To do:
What lines of the data include the string "uncion"? Copy them all.

Provided data:
--- START ---
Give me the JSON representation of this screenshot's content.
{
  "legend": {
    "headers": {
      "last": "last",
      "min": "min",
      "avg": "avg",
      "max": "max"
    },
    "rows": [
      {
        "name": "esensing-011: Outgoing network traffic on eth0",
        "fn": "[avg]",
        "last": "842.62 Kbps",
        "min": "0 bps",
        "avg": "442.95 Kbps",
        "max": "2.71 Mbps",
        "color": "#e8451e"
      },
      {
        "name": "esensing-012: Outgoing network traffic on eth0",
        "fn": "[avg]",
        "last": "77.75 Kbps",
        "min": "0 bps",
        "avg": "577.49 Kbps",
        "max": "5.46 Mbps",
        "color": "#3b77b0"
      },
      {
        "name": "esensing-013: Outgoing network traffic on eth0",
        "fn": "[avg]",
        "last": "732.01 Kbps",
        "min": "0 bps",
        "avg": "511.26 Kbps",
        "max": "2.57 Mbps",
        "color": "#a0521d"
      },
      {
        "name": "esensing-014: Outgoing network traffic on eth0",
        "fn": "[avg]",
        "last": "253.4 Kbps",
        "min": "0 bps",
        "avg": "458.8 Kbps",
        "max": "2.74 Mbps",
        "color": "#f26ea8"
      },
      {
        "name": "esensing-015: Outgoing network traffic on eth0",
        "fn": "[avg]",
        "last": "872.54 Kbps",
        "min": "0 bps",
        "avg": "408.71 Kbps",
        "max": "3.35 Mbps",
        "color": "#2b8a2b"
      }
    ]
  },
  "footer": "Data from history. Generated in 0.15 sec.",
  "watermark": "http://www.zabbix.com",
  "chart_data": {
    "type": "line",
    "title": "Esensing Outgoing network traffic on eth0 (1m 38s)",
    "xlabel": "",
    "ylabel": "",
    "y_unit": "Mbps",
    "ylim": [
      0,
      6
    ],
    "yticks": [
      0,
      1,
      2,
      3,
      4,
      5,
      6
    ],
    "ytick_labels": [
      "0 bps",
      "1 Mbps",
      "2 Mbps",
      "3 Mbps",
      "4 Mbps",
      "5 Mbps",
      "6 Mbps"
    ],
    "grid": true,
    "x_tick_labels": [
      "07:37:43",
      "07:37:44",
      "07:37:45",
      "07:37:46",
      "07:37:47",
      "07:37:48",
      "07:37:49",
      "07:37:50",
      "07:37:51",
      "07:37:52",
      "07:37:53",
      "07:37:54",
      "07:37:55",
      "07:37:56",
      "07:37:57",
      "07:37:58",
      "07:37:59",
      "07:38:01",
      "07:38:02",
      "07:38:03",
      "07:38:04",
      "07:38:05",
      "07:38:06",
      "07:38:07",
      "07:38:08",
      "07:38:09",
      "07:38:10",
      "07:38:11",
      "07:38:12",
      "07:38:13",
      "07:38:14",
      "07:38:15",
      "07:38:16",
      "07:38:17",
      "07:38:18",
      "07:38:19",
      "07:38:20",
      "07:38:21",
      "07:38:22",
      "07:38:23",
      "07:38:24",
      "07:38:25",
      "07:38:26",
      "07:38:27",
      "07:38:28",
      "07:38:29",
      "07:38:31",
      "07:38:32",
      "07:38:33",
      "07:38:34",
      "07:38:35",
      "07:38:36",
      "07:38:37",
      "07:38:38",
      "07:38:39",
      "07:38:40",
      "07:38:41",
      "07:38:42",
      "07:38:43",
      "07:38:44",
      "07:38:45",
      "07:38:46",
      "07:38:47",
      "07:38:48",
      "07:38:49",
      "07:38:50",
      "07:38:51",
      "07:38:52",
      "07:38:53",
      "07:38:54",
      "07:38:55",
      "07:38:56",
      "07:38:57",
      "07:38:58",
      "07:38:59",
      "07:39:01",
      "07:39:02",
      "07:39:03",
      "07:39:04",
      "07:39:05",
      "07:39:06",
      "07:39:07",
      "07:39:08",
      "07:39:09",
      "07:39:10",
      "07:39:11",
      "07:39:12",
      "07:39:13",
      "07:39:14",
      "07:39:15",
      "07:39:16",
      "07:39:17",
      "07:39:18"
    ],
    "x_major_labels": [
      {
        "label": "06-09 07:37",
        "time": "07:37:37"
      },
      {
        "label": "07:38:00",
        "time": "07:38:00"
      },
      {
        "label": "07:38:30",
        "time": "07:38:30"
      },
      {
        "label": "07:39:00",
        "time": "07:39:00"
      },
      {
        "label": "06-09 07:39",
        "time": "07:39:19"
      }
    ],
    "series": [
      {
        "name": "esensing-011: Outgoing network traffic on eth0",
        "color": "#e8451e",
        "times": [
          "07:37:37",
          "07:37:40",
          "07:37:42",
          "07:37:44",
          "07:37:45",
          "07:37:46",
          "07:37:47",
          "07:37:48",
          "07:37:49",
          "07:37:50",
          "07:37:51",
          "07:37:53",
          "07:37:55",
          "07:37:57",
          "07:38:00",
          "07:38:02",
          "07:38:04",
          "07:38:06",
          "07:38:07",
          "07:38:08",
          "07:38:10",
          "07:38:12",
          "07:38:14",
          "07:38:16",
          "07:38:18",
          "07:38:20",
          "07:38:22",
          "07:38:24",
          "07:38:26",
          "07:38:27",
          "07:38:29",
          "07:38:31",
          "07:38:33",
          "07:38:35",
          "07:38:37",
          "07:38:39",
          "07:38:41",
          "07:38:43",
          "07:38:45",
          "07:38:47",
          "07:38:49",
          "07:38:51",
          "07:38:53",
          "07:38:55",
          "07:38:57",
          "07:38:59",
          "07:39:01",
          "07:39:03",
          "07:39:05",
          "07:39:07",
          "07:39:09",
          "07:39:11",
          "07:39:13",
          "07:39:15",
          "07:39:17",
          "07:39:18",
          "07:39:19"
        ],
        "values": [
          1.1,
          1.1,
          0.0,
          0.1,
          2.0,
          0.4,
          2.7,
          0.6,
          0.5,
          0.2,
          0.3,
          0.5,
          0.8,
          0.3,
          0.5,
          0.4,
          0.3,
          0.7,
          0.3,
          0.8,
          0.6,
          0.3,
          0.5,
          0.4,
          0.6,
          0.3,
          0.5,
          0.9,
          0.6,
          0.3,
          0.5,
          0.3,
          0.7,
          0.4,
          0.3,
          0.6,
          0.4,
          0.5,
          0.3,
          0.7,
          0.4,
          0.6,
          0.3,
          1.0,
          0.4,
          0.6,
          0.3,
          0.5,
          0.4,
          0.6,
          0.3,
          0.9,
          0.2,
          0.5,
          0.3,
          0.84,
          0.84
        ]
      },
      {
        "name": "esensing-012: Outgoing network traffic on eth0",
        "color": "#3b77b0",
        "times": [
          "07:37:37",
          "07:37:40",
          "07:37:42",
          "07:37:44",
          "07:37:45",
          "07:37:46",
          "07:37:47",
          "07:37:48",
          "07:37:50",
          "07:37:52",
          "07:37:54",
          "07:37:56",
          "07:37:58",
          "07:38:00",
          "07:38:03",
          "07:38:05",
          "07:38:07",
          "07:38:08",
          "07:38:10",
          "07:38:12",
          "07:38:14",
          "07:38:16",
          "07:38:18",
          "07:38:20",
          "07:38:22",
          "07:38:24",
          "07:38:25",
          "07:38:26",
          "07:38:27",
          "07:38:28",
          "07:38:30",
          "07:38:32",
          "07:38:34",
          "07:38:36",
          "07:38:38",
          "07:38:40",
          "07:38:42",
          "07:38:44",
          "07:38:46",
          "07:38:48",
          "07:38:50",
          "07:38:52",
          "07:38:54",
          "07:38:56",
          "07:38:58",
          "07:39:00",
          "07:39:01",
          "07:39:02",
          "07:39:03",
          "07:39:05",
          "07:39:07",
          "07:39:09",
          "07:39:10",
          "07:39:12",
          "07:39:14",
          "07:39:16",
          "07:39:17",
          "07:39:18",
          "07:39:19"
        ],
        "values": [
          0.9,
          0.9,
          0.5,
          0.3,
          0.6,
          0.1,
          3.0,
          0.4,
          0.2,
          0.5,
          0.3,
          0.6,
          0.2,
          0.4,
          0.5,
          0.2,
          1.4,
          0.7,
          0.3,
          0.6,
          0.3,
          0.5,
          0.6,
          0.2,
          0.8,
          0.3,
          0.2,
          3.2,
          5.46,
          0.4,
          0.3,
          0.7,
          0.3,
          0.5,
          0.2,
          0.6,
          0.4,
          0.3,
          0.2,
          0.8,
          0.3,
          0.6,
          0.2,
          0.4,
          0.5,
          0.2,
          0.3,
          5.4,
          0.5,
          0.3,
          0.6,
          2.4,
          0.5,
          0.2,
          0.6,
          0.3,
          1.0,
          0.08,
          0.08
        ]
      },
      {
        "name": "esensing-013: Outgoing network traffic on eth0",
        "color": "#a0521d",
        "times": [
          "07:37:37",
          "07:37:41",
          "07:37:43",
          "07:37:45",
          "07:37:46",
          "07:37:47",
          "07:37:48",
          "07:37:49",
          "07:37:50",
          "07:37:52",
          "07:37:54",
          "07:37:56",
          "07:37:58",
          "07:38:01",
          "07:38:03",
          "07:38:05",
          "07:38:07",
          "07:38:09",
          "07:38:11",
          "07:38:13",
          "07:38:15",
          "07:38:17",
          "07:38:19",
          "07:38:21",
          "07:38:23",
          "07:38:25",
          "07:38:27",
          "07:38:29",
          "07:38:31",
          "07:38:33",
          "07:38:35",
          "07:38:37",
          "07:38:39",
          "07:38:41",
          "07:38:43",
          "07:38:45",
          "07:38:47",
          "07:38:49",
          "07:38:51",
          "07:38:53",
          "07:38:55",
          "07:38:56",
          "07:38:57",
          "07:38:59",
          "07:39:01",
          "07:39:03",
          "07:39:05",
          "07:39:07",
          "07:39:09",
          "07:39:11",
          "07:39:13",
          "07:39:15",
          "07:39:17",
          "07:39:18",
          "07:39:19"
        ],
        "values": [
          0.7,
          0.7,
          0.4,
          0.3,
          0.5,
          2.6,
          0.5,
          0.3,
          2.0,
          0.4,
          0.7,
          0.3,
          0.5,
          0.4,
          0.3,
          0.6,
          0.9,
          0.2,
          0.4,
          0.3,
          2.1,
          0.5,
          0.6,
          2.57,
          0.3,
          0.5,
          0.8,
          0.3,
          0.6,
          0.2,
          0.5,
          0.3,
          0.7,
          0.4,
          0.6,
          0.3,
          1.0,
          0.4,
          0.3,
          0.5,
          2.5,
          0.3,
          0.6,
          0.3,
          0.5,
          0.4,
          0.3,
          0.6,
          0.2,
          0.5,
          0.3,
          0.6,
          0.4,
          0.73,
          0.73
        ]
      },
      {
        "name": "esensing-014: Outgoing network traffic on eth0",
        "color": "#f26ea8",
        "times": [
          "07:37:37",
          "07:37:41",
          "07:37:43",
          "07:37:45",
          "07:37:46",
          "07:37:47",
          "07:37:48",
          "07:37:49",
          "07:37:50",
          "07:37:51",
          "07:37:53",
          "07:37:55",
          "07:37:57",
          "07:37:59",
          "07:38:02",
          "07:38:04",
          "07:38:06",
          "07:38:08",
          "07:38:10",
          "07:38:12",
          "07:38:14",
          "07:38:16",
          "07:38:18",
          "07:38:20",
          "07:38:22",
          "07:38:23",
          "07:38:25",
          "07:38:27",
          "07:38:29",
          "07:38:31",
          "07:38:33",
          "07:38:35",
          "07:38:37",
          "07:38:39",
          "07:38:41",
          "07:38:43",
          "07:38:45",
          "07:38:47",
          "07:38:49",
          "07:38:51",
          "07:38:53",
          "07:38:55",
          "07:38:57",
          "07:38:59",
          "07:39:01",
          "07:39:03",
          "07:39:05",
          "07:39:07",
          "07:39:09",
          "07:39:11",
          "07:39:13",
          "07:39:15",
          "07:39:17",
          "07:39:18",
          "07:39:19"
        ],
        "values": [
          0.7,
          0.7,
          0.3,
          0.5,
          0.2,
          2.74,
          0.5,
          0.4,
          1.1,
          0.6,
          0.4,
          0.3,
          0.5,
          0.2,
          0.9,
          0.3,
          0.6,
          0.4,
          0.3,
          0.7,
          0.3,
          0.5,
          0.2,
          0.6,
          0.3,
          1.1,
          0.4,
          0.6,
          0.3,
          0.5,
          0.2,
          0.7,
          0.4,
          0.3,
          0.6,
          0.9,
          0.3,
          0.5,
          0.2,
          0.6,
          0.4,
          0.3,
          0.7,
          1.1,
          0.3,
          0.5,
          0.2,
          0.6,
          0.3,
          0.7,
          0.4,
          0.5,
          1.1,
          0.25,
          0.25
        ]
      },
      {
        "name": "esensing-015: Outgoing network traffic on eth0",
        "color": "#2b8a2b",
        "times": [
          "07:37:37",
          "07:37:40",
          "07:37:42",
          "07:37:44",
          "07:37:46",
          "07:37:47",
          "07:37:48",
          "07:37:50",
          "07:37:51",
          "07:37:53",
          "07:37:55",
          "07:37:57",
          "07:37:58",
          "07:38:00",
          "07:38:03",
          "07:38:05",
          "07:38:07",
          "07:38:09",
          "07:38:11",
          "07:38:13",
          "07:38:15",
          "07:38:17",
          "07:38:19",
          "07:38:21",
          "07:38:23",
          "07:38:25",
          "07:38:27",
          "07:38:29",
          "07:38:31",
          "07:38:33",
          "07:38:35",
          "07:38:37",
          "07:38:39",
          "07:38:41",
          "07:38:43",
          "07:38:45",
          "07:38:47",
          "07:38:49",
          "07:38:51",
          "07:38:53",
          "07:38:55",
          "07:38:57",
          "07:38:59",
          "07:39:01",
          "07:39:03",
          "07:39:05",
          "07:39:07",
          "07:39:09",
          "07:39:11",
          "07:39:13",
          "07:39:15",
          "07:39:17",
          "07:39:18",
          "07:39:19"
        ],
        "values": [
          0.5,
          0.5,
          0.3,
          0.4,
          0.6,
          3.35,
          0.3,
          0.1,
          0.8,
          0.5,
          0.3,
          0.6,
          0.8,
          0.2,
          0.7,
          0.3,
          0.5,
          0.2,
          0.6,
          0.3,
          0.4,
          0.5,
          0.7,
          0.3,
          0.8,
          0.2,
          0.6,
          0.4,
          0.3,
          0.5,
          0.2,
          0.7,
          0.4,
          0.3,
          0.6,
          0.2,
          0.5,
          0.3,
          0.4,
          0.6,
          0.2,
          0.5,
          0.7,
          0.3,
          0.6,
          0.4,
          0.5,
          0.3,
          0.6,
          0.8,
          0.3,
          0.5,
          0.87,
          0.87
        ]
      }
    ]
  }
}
--- END ---
--- START ---
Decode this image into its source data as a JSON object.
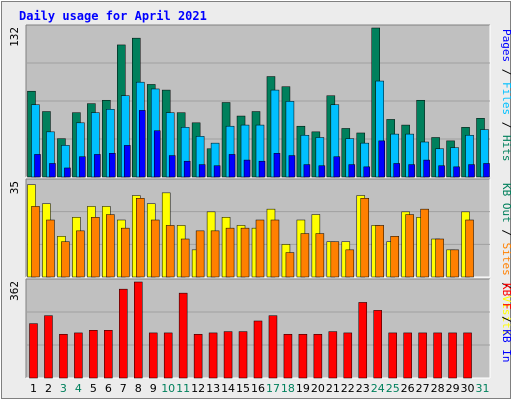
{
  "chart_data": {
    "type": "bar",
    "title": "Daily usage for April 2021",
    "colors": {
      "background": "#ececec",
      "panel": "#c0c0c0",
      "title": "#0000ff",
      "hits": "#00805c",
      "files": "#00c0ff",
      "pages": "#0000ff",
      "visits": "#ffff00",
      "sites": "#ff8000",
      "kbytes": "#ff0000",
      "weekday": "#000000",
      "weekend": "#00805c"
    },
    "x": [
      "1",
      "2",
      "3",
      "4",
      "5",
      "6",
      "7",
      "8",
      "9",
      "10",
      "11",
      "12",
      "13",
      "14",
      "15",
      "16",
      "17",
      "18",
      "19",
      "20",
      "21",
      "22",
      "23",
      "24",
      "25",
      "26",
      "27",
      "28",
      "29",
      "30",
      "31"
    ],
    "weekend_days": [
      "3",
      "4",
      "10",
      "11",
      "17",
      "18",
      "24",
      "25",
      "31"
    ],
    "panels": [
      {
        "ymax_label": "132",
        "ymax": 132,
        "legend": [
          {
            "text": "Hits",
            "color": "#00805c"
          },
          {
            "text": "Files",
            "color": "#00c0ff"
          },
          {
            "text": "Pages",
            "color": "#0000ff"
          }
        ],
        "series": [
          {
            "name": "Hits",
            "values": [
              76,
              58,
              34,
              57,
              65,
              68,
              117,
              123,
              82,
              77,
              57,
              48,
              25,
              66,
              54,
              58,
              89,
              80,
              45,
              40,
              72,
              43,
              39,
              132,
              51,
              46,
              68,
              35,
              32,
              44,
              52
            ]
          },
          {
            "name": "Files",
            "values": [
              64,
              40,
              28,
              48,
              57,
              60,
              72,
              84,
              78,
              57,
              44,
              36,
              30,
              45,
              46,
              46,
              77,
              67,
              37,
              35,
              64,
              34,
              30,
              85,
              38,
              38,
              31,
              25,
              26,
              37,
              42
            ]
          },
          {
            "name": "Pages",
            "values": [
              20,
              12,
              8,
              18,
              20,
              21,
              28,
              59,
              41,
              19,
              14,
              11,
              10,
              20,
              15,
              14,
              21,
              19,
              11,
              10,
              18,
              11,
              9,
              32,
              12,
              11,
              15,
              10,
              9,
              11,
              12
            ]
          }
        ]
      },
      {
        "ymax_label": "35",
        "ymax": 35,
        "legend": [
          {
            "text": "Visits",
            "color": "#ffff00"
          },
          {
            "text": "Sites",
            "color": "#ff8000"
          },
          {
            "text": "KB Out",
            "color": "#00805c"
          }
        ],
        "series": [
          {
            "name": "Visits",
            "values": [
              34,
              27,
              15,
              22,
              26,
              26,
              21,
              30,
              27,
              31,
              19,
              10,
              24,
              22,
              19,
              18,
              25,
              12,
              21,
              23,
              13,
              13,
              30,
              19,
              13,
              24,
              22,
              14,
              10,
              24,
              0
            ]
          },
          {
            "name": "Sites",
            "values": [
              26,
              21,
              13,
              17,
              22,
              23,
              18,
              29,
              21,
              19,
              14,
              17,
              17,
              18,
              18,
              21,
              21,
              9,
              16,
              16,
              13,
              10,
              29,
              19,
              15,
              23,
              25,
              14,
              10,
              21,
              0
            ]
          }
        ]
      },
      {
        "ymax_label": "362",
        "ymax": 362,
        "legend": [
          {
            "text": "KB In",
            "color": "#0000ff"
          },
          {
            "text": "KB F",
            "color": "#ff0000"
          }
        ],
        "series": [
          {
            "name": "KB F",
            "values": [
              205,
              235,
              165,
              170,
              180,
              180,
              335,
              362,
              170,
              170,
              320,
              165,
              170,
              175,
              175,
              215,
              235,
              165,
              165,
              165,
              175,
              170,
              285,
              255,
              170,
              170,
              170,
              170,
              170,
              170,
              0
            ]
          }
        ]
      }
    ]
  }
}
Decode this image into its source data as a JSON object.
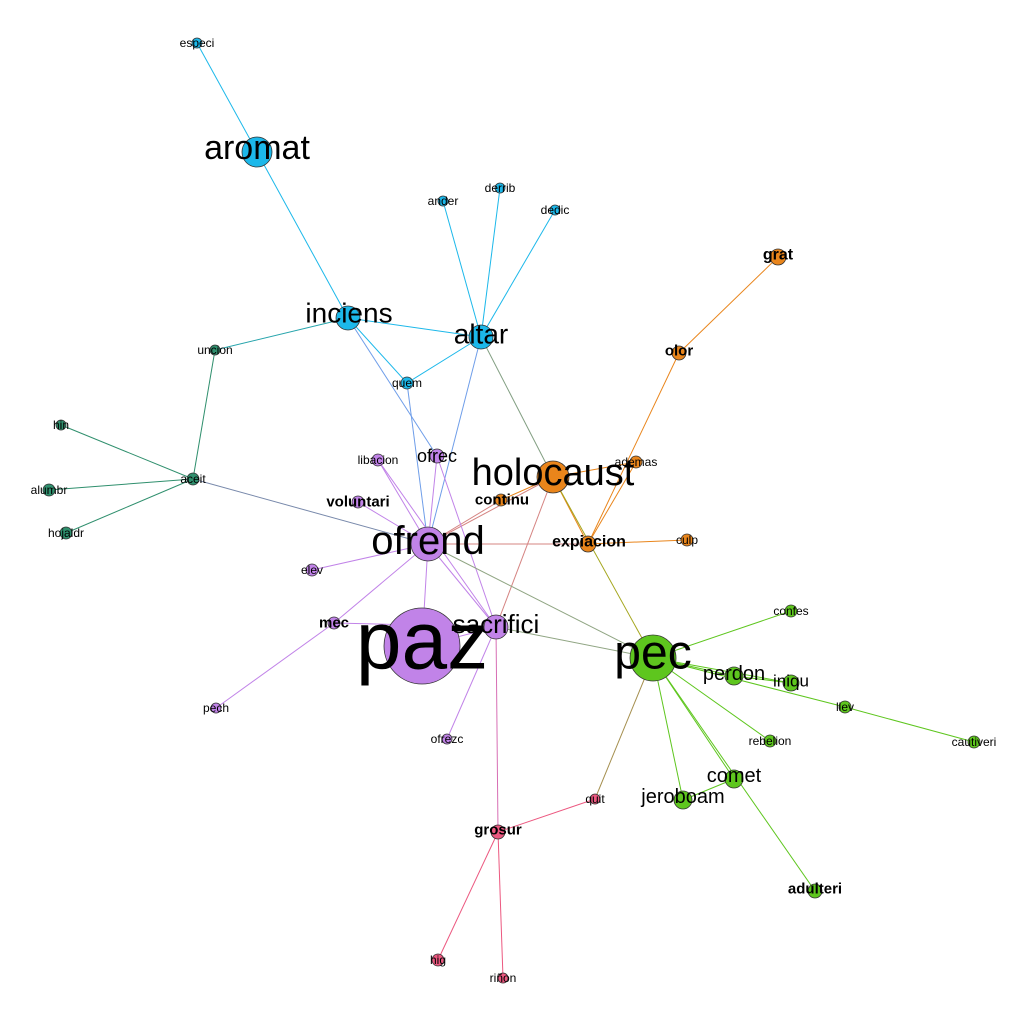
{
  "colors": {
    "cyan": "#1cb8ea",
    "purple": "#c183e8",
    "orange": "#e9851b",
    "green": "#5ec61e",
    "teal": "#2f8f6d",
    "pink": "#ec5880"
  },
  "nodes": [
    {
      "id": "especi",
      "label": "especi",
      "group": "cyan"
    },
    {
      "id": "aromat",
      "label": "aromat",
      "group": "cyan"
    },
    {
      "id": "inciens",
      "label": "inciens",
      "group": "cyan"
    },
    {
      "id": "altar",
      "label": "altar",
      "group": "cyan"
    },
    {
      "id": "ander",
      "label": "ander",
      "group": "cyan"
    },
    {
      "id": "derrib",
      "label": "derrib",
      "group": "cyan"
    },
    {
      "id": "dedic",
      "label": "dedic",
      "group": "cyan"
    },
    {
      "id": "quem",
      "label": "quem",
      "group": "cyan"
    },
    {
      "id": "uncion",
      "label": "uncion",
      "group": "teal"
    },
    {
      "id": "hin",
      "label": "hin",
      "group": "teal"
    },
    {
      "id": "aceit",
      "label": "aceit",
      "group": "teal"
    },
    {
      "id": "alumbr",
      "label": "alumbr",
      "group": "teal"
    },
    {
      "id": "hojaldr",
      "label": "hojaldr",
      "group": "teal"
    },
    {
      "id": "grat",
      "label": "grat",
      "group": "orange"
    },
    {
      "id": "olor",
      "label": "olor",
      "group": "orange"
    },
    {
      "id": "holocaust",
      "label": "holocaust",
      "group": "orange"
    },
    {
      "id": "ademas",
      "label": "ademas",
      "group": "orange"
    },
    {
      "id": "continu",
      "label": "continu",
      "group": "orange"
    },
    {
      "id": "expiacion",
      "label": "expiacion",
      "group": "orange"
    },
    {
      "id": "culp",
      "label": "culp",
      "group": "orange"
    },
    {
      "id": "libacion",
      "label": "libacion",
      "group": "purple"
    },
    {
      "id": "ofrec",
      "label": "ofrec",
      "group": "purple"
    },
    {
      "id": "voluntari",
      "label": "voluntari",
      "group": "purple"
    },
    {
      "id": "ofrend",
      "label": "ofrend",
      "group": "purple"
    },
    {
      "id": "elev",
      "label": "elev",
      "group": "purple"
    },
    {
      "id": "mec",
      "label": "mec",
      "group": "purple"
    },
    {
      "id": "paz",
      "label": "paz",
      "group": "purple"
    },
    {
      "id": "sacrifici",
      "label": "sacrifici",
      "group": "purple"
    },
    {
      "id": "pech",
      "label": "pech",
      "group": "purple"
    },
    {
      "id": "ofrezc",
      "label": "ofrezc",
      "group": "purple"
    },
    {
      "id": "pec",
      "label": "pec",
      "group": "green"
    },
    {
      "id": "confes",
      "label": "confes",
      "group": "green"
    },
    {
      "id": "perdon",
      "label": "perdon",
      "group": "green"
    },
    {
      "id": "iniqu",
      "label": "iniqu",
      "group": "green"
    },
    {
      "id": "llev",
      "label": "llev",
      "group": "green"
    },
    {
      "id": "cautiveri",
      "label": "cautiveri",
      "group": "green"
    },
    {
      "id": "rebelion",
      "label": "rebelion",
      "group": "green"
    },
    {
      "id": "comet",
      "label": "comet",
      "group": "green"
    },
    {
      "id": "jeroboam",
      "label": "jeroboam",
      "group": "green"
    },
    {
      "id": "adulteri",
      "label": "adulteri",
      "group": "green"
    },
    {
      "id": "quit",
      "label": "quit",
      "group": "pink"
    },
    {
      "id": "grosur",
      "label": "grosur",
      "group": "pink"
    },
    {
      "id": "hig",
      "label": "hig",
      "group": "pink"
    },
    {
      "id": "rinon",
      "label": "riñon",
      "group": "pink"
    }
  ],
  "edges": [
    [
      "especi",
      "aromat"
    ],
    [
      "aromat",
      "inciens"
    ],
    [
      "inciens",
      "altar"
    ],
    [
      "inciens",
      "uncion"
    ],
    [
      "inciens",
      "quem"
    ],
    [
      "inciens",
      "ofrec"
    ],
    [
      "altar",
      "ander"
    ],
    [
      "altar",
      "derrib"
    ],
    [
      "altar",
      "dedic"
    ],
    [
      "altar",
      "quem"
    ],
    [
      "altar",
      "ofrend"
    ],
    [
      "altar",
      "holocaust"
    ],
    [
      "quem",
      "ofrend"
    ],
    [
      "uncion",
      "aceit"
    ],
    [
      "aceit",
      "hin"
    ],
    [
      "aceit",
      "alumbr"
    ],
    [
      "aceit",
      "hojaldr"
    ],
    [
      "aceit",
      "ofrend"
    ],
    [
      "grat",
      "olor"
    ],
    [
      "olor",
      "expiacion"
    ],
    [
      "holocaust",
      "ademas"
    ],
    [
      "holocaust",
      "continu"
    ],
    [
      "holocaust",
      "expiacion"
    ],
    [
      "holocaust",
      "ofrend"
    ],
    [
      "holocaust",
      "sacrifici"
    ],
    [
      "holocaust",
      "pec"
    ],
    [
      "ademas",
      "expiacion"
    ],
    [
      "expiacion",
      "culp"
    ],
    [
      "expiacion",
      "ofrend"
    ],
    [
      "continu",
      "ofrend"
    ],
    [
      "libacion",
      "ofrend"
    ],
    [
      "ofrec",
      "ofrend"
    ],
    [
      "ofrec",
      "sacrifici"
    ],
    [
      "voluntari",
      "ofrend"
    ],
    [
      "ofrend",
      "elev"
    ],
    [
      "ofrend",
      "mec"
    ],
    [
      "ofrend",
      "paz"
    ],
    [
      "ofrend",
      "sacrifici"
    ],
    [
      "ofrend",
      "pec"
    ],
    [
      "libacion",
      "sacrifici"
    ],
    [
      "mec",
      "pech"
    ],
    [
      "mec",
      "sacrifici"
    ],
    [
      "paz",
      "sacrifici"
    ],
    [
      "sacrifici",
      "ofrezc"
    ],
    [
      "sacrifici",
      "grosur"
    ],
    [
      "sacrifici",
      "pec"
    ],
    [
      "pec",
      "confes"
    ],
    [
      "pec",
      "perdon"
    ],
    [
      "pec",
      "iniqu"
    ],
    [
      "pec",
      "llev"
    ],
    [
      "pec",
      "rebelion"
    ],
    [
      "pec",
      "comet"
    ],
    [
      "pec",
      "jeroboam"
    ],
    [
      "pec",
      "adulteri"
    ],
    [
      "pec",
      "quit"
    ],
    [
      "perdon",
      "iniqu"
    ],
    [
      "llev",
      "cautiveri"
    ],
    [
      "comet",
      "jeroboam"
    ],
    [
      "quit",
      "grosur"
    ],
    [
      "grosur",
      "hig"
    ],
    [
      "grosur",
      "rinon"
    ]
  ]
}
--- END ---
Full response:
      "id": "uncion",
      "label": "uncion",
      "uncion"
      "uncion",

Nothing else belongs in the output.